SET TASK:
Please count the lines below that contain the word "在生物医学领域", and reply with that number alone.

=== ITEMS ===

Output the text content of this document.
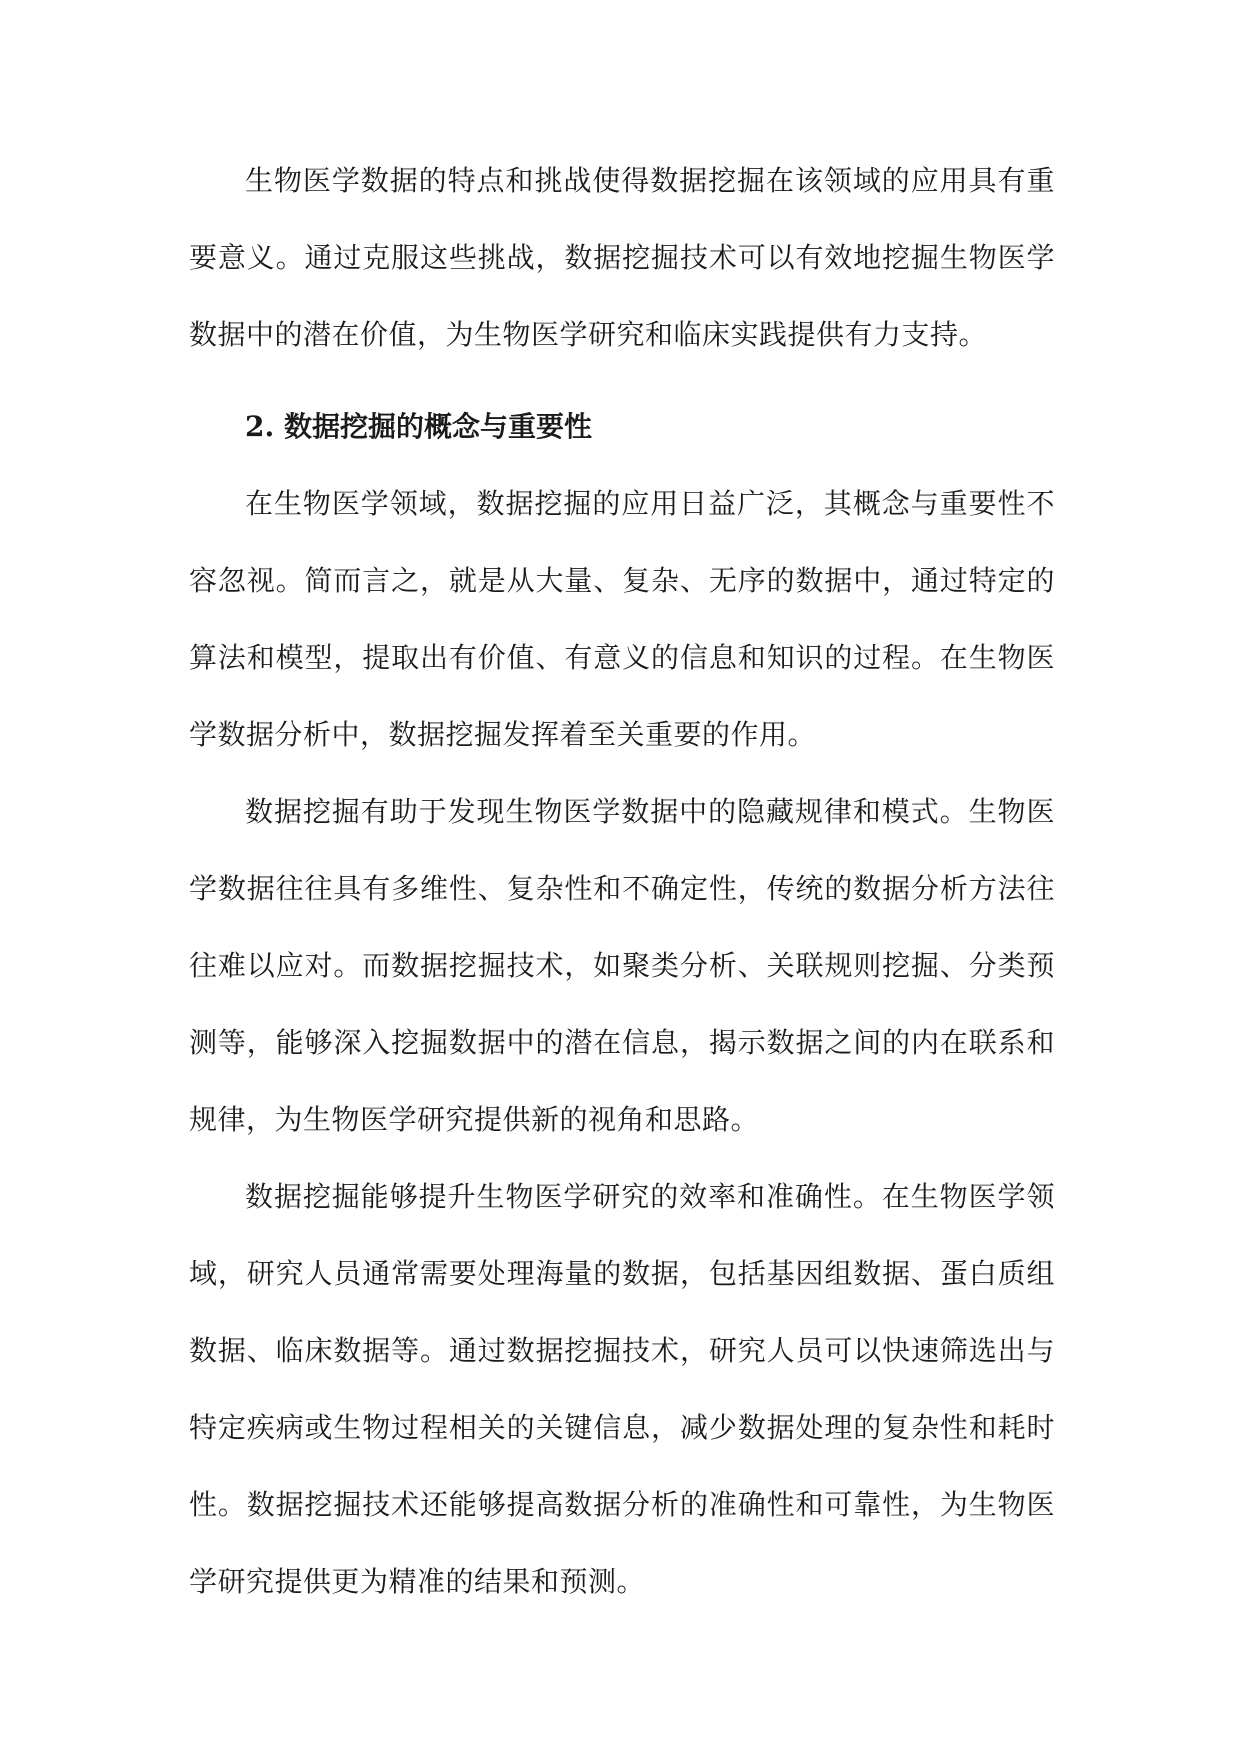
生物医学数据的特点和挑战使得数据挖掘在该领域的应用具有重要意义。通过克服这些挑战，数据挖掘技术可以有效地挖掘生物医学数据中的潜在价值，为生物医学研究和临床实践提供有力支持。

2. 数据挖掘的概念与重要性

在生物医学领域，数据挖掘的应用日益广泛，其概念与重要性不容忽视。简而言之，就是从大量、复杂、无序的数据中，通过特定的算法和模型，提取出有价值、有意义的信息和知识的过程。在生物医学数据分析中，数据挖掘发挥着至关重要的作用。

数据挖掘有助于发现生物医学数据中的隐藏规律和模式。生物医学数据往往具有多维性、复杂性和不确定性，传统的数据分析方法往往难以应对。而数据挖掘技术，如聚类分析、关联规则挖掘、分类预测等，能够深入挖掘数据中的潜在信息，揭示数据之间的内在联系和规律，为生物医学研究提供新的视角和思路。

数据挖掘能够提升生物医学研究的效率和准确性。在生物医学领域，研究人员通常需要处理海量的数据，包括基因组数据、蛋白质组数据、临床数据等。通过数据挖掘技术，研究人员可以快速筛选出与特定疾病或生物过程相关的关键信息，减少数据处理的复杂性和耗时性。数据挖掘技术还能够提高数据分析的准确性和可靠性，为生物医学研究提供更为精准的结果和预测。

===

EXERCISE ANSWER:
2